Supplied records —
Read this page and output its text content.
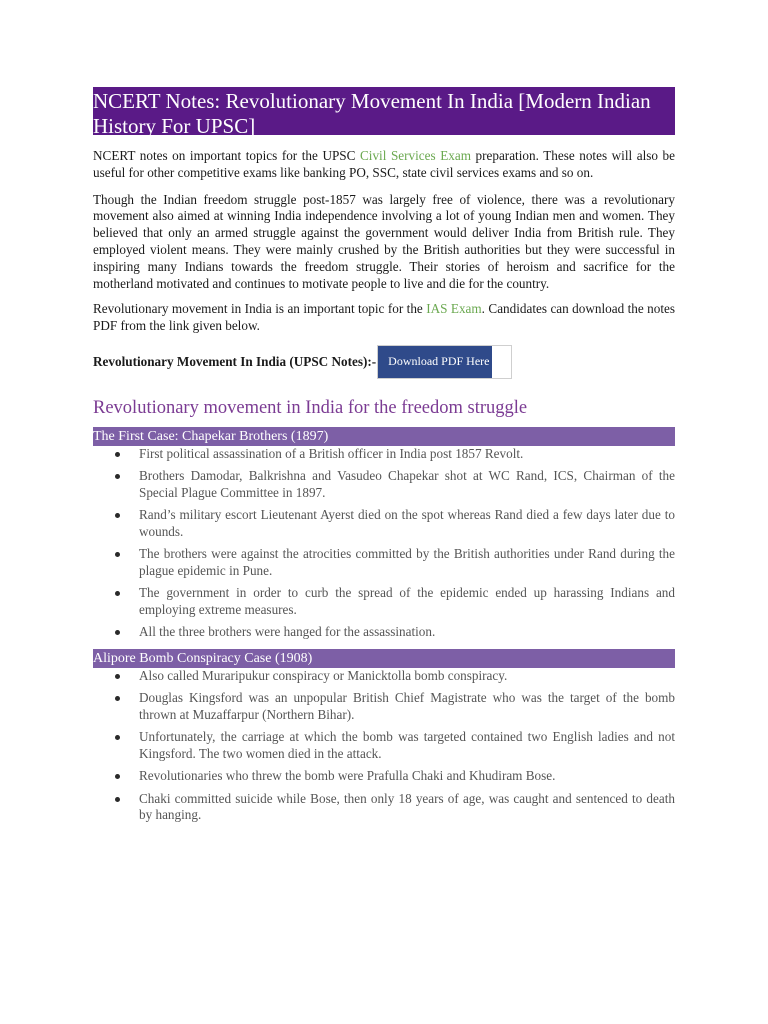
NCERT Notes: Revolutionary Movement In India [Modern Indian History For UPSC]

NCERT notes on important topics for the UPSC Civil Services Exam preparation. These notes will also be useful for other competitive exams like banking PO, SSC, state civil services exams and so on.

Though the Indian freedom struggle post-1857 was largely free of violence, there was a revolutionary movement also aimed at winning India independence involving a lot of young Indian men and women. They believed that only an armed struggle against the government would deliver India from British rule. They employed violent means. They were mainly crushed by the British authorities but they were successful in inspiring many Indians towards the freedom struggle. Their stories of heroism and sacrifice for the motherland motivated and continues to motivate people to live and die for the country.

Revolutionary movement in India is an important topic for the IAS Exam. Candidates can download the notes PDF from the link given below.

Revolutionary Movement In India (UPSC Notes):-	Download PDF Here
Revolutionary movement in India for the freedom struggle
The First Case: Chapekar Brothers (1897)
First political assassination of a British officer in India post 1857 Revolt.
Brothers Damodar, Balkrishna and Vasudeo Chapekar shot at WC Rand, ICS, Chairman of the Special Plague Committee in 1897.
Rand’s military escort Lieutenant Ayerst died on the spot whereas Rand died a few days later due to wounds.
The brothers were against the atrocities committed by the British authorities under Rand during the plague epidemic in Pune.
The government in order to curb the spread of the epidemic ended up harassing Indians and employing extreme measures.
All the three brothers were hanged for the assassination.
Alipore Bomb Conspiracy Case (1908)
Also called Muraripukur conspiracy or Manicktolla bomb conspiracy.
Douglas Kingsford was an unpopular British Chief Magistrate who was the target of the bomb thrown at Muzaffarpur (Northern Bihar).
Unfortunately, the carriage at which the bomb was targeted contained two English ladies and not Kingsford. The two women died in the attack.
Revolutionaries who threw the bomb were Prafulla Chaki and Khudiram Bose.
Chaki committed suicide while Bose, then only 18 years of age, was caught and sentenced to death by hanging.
---
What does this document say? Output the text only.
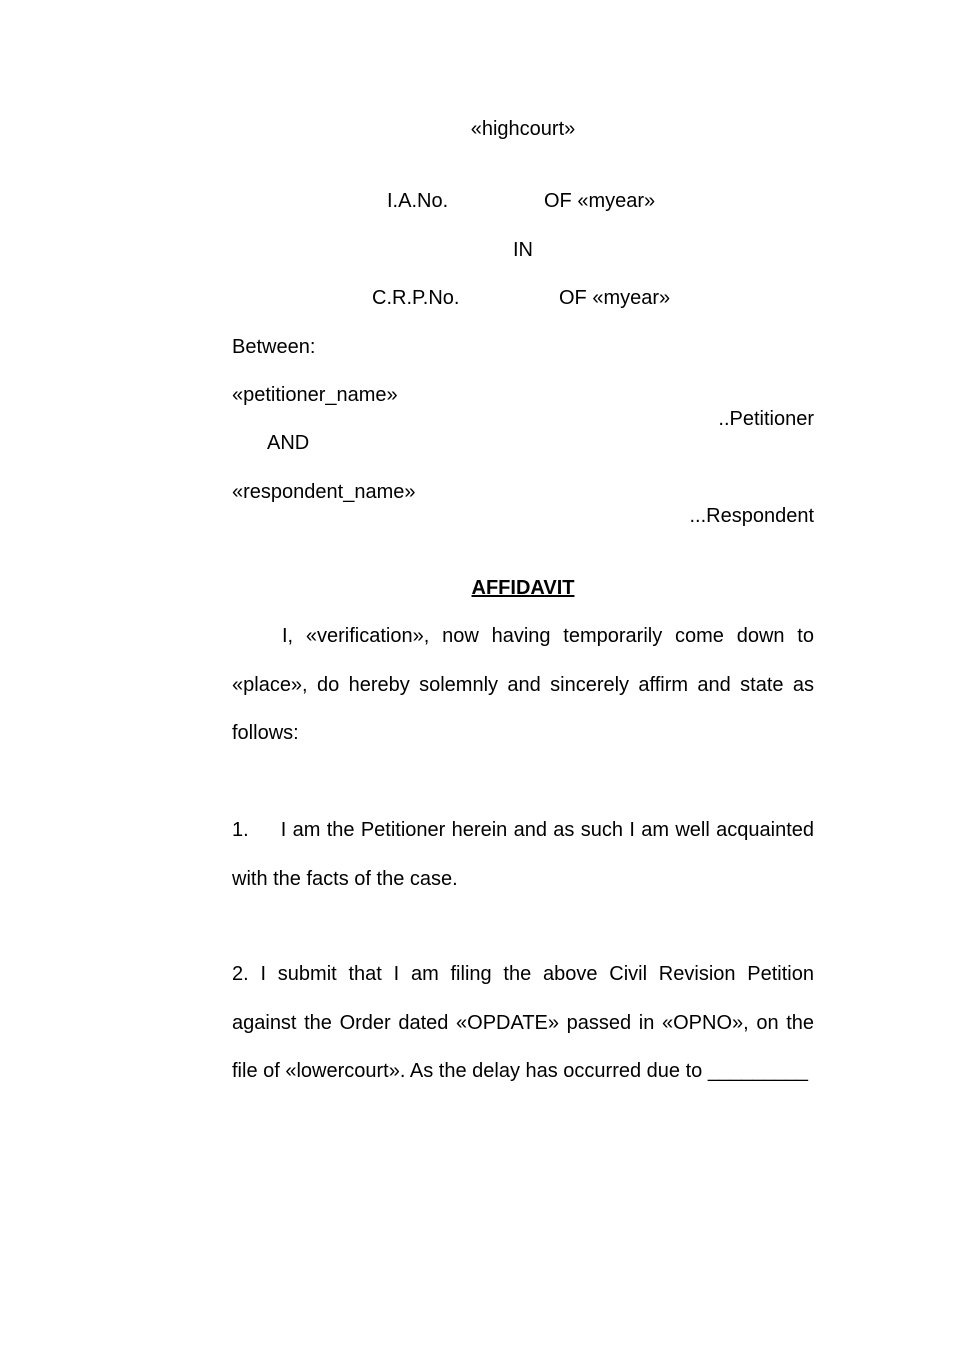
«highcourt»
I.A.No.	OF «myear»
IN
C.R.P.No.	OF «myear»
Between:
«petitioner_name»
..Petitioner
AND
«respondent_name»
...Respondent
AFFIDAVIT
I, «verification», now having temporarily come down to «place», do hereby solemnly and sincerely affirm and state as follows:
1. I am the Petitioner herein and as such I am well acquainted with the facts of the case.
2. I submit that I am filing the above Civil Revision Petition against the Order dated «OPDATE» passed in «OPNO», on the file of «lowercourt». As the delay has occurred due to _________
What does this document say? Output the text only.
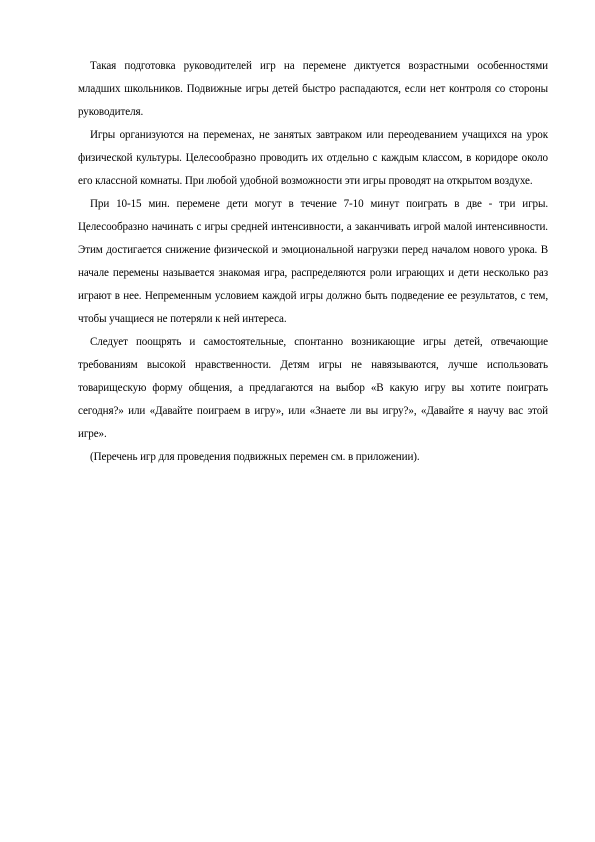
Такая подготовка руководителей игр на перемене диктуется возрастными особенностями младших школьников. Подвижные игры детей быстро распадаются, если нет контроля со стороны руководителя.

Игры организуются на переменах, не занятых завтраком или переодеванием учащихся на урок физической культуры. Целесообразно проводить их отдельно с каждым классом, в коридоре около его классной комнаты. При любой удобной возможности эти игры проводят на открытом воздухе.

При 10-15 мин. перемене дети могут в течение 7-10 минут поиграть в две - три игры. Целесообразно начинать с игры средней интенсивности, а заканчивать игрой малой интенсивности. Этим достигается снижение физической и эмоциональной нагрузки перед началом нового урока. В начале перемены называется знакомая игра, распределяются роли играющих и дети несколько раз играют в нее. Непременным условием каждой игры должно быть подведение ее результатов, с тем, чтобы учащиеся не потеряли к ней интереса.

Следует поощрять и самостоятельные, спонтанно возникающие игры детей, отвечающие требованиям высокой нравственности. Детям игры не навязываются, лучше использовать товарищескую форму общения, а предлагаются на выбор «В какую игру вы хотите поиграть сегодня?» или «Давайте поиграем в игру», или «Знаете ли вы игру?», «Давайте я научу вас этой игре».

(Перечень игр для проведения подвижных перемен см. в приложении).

Exercise — Give the count of lines in the data above that hold the string "NCERT", with no additional words.

Solution to this problem — 2